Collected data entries
===

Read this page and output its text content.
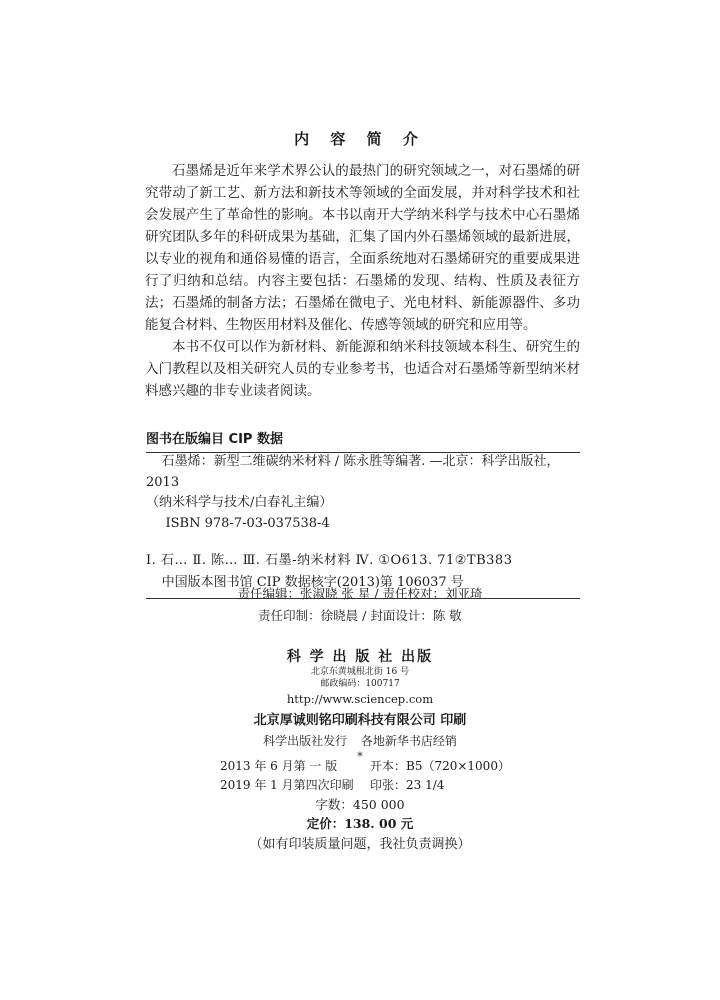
内 容 简 介

石墨烯是近年来学术界公认的最热门的研究领域之一，对石墨烯的研究带动了新工艺、新方法和新技术等领域的全面发展，并对科学技术和社会发展产生了革命性的影响。本书以南开大学纳米科学与技术中心石墨烯研究团队多年的科研成果为基础，汇集了国内外石墨烯领域的最新进展，以专业的视角和通俗易懂的语言，全面系统地对石墨烯研究的重要成果进行了归纳和总结。内容主要包括：石墨烯的发现、结构、性质及表征方法；石墨烯的制备方法；石墨烯在微电子、光电材料、新能源器件、多功能复合材料、生物医用材料及催化、传感等领域的研究和应用等。

本书不仅可以作为新材料、新能源和纳米科技领域本科生、研究生的入门教程以及相关研究人员的专业参考书，也适合对石墨烯等新型纳米材料感兴趣的非专业读者阅读。

图书在版编目 CIP 数据
石墨烯：新型二维碳纳米材料 / 陈永胜等编著. —北京：科学出版社，2013
（纳米科学与技术/白春礼主编）
ISBN 978-7-03-037538-4
Ⅰ. 石… Ⅱ. 陈… Ⅲ. 石墨-纳米材料 Ⅳ. ①O613. 71②TB383
中国版本图书馆 CIP 数据核字(2013)第 106037 号
责任编辑：张淑晓 张 星 / 责任校对：刘亚琦
责任印制：徐晓晨 / 封面设计：陈 敬
科 学 出 版 社 出版
北京东黄城根北街 16 号
邮政编码：100717
http://www.sciencep.com
北京厚诚则铭印刷科技有限公司 印刷
科学出版社发行 各地新华书店经销
*
2013 年 6 月第 一 版	开本：B5（720×1000）
2019 年 1 月第四次印刷	印张：23 1/4
字数：450 000
定价：138. 00 元
（如有印装质量问题，我社负责调换）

===

• [What you need to do]
Leave out the pictures and output every record above precisely as given.

• [Response to the task]
Read this page and output its text content.
内 容 简 介

石墨烯是近年来学术界公认的最热门的研究领域之一，对石墨烯的研究带动了新工艺、新方法和新技术等领域的全面发展，并对科学技术和社会发展产生了革命性的影响。本书以南开大学纳米科学与技术中心石墨烯研究团队多年的科研成果为基础，汇集了国内外石墨烯领域的最新进展，以专业的视角和通俗易懂的语言，全面系统地对石墨烯研究的重要成果进行了归纳和总结。内容主要包括：石墨烯的发现、结构、性质及表征方法；石墨烯的制备方法；石墨烯在微电子、光电材料、新能源器件、多功能复合材料、生物医用材料及催化、传感等领域的研究和应用等。

本书不仅可以作为新材料、新能源和纳米科技领域本科生、研究生的入门教程以及相关研究人员的专业参考书，也适合对石墨烯等新型纳米材料感兴趣的非专业读者阅读。

图书在版编目 CIP 数据
石墨烯：新型二维碳纳米材料 / 陈永胜等编著. —北京：科学出版社，2013
（纳米科学与技术/白春礼主编）
ISBN 978-7-03-037538-4
Ⅰ. 石… Ⅱ. 陈… Ⅲ. 石墨-纳米材料 Ⅳ. ①O613. 71②TB383
中国版本图书馆 CIP 数据核字(2013)第 106037 号
责任编辑：张淑晓 张 星 / 责任校对：刘亚琦
责任印制：徐晓晨 / 封面设计：陈 敬
科 学 出 版 社 出版
北京东黄城根北街 16 号
邮政编码：100717
http://www.sciencep.com
北京厚诚则铭印刷科技有限公司 印刷
科学出版社发行 各地新华书店经销
*
2013 年 6 月第 一 版	开本：B5（720×1000）
2019 年 1 月第四次印刷	印张：23 1/4
字数：450 000
定价：138. 00 元
（如有印装质量问题，我社负责调换）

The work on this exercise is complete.